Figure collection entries
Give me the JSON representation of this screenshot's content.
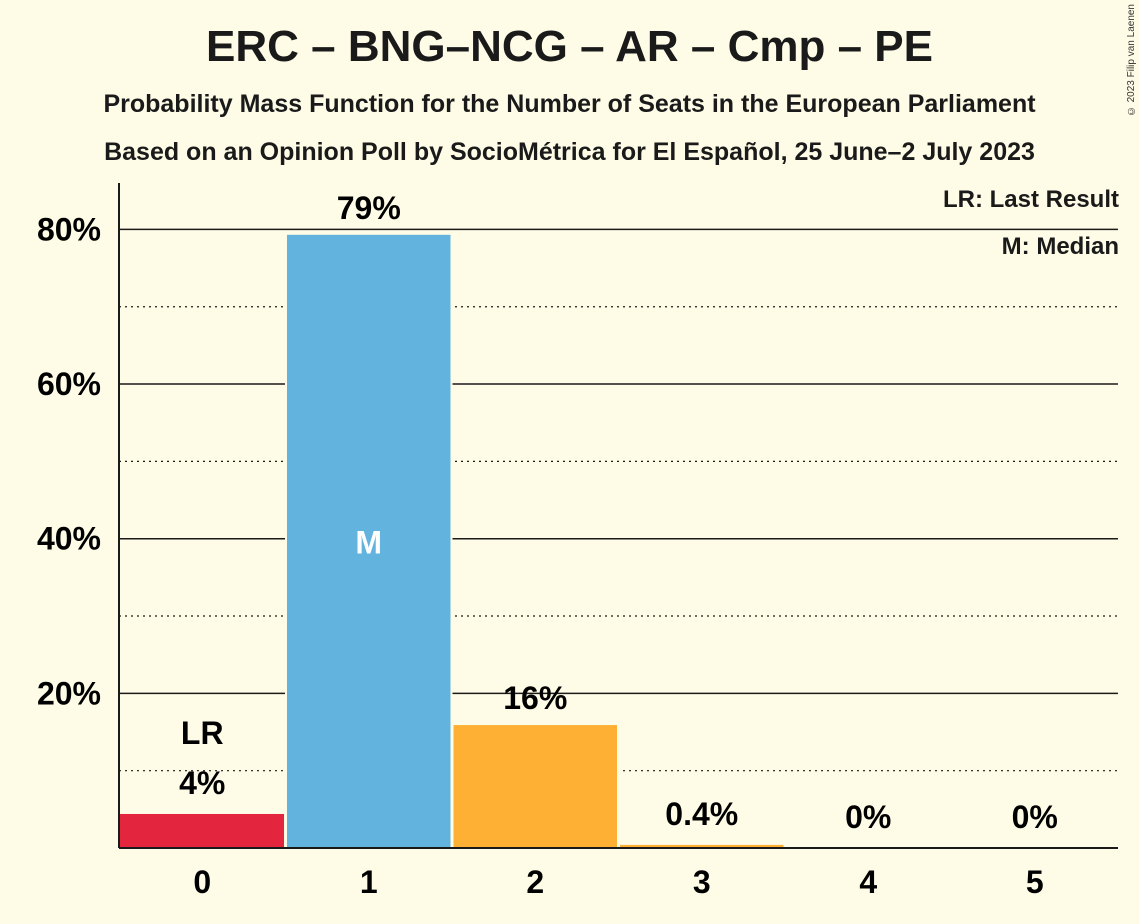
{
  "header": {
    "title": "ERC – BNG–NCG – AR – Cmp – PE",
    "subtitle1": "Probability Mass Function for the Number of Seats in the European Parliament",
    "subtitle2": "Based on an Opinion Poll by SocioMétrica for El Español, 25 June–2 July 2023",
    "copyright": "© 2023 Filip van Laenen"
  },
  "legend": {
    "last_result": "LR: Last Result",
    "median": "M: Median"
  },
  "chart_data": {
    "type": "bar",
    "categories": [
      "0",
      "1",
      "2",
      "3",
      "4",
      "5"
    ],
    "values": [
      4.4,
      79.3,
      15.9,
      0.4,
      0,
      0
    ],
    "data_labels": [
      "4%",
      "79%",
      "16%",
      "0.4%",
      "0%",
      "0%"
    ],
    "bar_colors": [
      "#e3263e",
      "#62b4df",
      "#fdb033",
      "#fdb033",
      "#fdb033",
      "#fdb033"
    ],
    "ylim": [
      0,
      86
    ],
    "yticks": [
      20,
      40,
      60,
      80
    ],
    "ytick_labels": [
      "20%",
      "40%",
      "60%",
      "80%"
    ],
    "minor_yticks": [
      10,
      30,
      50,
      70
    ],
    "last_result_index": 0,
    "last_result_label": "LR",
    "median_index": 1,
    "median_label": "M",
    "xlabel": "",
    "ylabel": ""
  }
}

> **GIVEN EXERCISE**: All preceding records should be duplicated verbatim, images excepted.

> **RESPONSE TO THE TASK**:
Give me the JSON representation of this screenshot's content.
{
  "header": {
    "title": "ERC – BNG–NCG – AR – Cmp – PE",
    "subtitle1": "Probability Mass Function for the Number of Seats in the European Parliament",
    "subtitle2": "Based on an Opinion Poll by SocioMétrica for El Español, 25 June–2 July 2023",
    "copyright": "© 2023 Filip van Laenen"
  },
  "legend": {
    "last_result": "LR: Last Result",
    "median": "M: Median"
  },
  "chart_data": {
    "type": "bar",
    "categories": [
      "0",
      "1",
      "2",
      "3",
      "4",
      "5"
    ],
    "values": [
      4.4,
      79.3,
      15.9,
      0.4,
      0,
      0
    ],
    "data_labels": [
      "4%",
      "79%",
      "16%",
      "0.4%",
      "0%",
      "0%"
    ],
    "bar_colors": [
      "#e3263e",
      "#62b4df",
      "#fdb033",
      "#fdb033",
      "#fdb033",
      "#fdb033"
    ],
    "ylim": [
      0,
      86
    ],
    "yticks": [
      20,
      40,
      60,
      80
    ],
    "ytick_labels": [
      "20%",
      "40%",
      "60%",
      "80%"
    ],
    "minor_yticks": [
      10,
      30,
      50,
      70
    ],
    "last_result_index": 0,
    "last_result_label": "LR",
    "median_index": 1,
    "median_label": "M",
    "xlabel": "",
    "ylabel": ""
  }
}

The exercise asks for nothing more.